Write the material out again exactly.

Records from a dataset
= = = =

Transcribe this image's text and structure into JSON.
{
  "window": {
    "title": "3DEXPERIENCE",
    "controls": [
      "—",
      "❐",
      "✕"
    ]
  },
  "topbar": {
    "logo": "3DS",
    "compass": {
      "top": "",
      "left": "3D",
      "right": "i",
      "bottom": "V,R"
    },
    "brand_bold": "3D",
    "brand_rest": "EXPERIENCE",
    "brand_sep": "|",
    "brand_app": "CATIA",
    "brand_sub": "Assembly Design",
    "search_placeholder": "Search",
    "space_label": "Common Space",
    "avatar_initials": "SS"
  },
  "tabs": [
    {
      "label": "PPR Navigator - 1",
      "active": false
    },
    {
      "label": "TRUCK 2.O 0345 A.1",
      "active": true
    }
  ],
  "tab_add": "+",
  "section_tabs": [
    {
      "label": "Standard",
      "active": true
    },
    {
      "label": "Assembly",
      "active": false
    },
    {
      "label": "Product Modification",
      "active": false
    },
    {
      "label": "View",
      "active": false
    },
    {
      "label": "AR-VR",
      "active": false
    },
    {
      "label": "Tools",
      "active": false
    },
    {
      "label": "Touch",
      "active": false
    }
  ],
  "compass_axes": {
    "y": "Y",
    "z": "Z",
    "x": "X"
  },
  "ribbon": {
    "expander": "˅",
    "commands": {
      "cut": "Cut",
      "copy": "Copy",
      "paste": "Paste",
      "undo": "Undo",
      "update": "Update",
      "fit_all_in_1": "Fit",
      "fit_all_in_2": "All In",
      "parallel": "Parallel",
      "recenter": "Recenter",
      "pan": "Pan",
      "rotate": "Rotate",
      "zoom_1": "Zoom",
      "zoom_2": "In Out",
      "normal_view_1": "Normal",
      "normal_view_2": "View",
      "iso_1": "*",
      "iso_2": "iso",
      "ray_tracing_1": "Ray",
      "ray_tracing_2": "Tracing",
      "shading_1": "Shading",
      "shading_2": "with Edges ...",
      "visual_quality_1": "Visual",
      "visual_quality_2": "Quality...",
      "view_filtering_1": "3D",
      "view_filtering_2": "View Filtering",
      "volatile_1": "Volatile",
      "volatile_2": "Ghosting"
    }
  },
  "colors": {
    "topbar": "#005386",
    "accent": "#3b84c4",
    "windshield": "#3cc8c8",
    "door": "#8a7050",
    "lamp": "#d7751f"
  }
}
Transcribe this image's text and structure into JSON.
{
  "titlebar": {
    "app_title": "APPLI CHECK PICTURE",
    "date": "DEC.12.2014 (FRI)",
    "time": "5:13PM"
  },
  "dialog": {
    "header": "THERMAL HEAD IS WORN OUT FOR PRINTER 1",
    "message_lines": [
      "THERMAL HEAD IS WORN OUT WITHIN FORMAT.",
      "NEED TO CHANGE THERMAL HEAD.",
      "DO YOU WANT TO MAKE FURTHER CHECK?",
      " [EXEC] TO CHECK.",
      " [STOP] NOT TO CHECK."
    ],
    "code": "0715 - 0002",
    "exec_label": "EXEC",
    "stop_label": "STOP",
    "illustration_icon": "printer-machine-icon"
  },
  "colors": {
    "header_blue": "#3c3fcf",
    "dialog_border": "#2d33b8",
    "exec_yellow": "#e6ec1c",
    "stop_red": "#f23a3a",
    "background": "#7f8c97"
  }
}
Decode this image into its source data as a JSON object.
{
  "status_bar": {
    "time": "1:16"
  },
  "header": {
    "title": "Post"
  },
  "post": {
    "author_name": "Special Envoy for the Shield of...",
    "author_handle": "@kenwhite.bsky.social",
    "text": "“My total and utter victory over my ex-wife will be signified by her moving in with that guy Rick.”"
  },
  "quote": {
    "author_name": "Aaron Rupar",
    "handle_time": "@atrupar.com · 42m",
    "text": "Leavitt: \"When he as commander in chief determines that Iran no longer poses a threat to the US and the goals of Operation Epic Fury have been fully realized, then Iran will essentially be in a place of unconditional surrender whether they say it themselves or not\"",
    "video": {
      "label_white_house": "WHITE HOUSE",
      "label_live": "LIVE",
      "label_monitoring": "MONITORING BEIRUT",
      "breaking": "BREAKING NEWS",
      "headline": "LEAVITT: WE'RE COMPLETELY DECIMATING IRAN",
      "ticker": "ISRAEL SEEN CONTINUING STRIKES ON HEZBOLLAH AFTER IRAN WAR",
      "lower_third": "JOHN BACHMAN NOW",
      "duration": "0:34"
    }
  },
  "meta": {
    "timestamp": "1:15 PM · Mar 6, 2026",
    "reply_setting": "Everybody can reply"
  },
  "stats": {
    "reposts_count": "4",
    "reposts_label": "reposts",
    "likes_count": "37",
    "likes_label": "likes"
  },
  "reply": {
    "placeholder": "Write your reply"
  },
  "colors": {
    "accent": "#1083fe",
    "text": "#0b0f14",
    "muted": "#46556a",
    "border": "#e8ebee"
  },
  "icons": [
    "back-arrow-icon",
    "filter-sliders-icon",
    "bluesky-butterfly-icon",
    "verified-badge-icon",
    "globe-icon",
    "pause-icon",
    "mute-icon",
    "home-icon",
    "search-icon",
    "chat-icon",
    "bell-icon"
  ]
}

= = = =

_Reply to the task:_
Transcribe this image's text and structure into JSON.
{
  "window": {
    "title": "3DEXPERIENCE",
    "controls": [
      "—",
      "❐",
      "✕"
    ]
  },
  "topbar": {
    "logo": "3DS",
    "compass": {
      "top": "",
      "left": "3D",
      "right": "i",
      "bottom": "V,R"
    },
    "brand_bold": "3D",
    "brand_rest": "EXPERIENCE",
    "brand_sep": "|",
    "brand_app": "CATIA",
    "brand_sub": "Assembly Design",
    "search_placeholder": "Search",
    "space_label": "Common Space",
    "avatar_initials": "SS"
  },
  "tabs": [
    {
      "label": "PPR Navigator - 1",
      "active": false
    },
    {
      "label": "TRUCK 2.O 0345 A.1",
      "active": true
    }
  ],
  "tab_add": "+",
  "section_tabs": [
    {
      "label": "Standard",
      "active": true
    },
    {
      "label": "Assembly",
      "active": false
    },
    {
      "label": "Product Modification",
      "active": false
    },
    {
      "label": "View",
      "active": false
    },
    {
      "label": "AR-VR",
      "active": false
    },
    {
      "label": "Tools",
      "active": false
    },
    {
      "label": "Touch",
      "active": false
    }
  ],
  "compass_axes": {
    "y": "Y",
    "z": "Z",
    "x": "X"
  },
  "ribbon": {
    "expander": "˅",
    "commands": {
      "cut": "Cut",
      "copy": "Copy",
      "paste": "Paste",
      "undo": "Undo",
      "update": "Update",
      "fit_all_in_1": "Fit",
      "fit_all_in_2": "All In",
      "parallel": "Parallel",
      "recenter": "Recenter",
      "pan": "Pan",
      "rotate": "Rotate",
      "zoom_1": "Zoom",
      "zoom_2": "In Out",
      "normal_view_1": "Normal",
      "normal_view_2": "View",
      "iso_1": "*",
      "iso_2": "iso",
      "ray_tracing_1": "Ray",
      "ray_tracing_2": "Tracing",
      "shading_1": "Shading",
      "shading_2": "with Edges ...",
      "visual_quality_1": "Visual",
      "visual_quality_2": "Quality...",
      "view_filtering_1": "3D",
      "view_filtering_2": "View Filtering",
      "volatile_1": "Volatile",
      "volatile_2": "Ghosting"
    }
  },
  "colors": {
    "topbar": "#005386",
    "accent": "#3b84c4",
    "windshield": "#3cc8c8",
    "door": "#8a7050",
    "lamp": "#d7751f"
  }
}
Transcribe this image's text and structure into JSON.
{
  "titlebar": {
    "app_title": "APPLI CHECK PICTURE",
    "date": "DEC.12.2014 (FRI)",
    "time": "5:13PM"
  },
  "dialog": {
    "header": "THERMAL HEAD IS WORN OUT FOR PRINTER 1",
    "message_lines": [
      "THERMAL HEAD IS WORN OUT WITHIN FORMAT.",
      "NEED TO CHANGE THERMAL HEAD.",
      "DO YOU WANT TO MAKE FURTHER CHECK?",
      " [EXEC] TO CHECK.",
      " [STOP] NOT TO CHECK."
    ],
    "code": "0715 - 0002",
    "exec_label": "EXEC",
    "stop_label": "STOP",
    "illustration_icon": "printer-machine-icon"
  },
  "colors": {
    "header_blue": "#3c3fcf",
    "dialog_border": "#2d33b8",
    "exec_yellow": "#e6ec1c",
    "stop_red": "#f23a3a",
    "background": "#7f8c97"
  }
}
Decode this image into its source data as a JSON object.
{
  "status_bar": {
    "time": "1:16"
  },
  "header": {
    "title": "Post"
  },
  "post": {
    "author_name": "Special Envoy for the Shield of...",
    "author_handle": "@kenwhite.bsky.social",
    "text": "“My total and utter victory over my ex-wife will be signified by her moving in with that guy Rick.”"
  },
  "quote": {
    "author_name": "Aaron Rupar",
    "handle_time": "@atrupar.com · 42m",
    "text": "Leavitt: \"When he as commander in chief determines that Iran no longer poses a threat to the US and the goals of Operation Epic Fury have been fully realized, then Iran will essentially be in a place of unconditional surrender whether they say it themselves or not\"",
    "video": {
      "label_white_house": "WHITE HOUSE",
      "label_live": "LIVE",
      "label_monitoring": "MONITORING BEIRUT",
      "breaking": "BREAKING NEWS",
      "headline": "LEAVITT: WE'RE COMPLETELY DECIMATING IRAN",
      "ticker": "ISRAEL SEEN CONTINUING STRIKES ON HEZBOLLAH AFTER IRAN WAR",
      "lower_third": "JOHN BACHMAN NOW",
      "duration": "0:34"
    }
  },
  "meta": {
    "timestamp": "1:15 PM · Mar 6, 2026",
    "reply_setting": "Everybody can reply"
  },
  "stats": {
    "reposts_count": "4",
    "reposts_label": "reposts",
    "likes_count": "37",
    "likes_label": "likes"
  },
  "reply": {
    "placeholder": "Write your reply"
  },
  "colors": {
    "accent": "#1083fe",
    "text": "#0b0f14",
    "muted": "#46556a",
    "border": "#e8ebee"
  },
  "icons": [
    "back-arrow-icon",
    "filter-sliders-icon",
    "bluesky-butterfly-icon",
    "verified-badge-icon",
    "globe-icon",
    "pause-icon",
    "mute-icon",
    "home-icon",
    "search-icon",
    "chat-icon",
    "bell-icon"
  ]
}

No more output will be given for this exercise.